■ **WHAT TO WORK ON**
Lines that hold the word "安全员和各车间主要领导进行联合大检查" should be located and copied.

(Collection entries)

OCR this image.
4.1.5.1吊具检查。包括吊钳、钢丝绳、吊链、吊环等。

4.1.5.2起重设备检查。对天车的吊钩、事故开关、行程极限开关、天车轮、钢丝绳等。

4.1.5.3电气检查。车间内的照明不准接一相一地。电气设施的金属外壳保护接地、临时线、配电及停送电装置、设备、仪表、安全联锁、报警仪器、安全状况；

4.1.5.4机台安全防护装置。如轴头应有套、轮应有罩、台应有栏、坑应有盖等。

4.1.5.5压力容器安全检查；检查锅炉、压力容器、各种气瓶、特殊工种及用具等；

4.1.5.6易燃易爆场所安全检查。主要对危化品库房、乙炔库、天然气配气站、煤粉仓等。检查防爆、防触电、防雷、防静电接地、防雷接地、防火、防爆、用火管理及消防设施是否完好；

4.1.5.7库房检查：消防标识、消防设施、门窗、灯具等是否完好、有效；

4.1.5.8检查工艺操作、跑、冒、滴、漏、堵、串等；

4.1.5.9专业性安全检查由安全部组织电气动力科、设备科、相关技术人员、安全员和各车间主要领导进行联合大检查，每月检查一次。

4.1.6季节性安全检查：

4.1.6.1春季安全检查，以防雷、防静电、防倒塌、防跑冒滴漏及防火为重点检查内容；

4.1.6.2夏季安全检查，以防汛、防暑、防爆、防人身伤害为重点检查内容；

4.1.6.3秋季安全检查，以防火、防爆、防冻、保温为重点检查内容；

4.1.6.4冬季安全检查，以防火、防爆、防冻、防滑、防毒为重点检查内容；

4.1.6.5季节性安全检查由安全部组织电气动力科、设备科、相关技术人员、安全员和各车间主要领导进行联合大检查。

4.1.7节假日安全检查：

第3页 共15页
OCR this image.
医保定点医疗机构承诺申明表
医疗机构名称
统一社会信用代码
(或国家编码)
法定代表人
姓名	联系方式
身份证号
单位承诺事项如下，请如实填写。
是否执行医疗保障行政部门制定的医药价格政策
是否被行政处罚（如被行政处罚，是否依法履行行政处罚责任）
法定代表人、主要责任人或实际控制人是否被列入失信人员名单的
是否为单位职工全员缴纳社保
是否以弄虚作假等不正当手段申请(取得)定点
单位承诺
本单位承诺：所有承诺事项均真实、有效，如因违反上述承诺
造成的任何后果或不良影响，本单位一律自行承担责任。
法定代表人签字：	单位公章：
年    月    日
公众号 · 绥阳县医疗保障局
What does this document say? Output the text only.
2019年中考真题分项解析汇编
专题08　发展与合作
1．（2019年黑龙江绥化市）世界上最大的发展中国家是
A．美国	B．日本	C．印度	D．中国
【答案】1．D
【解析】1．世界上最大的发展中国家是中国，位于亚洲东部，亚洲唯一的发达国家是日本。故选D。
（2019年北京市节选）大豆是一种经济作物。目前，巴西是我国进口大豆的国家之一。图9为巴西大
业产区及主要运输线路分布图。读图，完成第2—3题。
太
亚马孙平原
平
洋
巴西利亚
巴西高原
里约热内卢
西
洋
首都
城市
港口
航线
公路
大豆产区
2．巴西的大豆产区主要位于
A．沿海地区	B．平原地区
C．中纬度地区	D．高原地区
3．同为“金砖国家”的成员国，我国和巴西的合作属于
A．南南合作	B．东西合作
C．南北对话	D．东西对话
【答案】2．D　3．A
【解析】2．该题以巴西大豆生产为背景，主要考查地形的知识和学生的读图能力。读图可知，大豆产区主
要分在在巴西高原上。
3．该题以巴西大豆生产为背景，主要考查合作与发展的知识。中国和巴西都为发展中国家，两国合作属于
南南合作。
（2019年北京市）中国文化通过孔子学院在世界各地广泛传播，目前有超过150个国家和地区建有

■ **EXPECTED ANSWER**
4.1.5.9专业性安全检查由安全部组织电气动力科、设备科、相关技术人员、安全员和各车间主要领导进行联合大检查，每月检查一次。
4.1.6.5季节性安全检查由安全部组织电气动力科、设备科、相关技术人员、安全员和各车间主要领导进行联合大检查。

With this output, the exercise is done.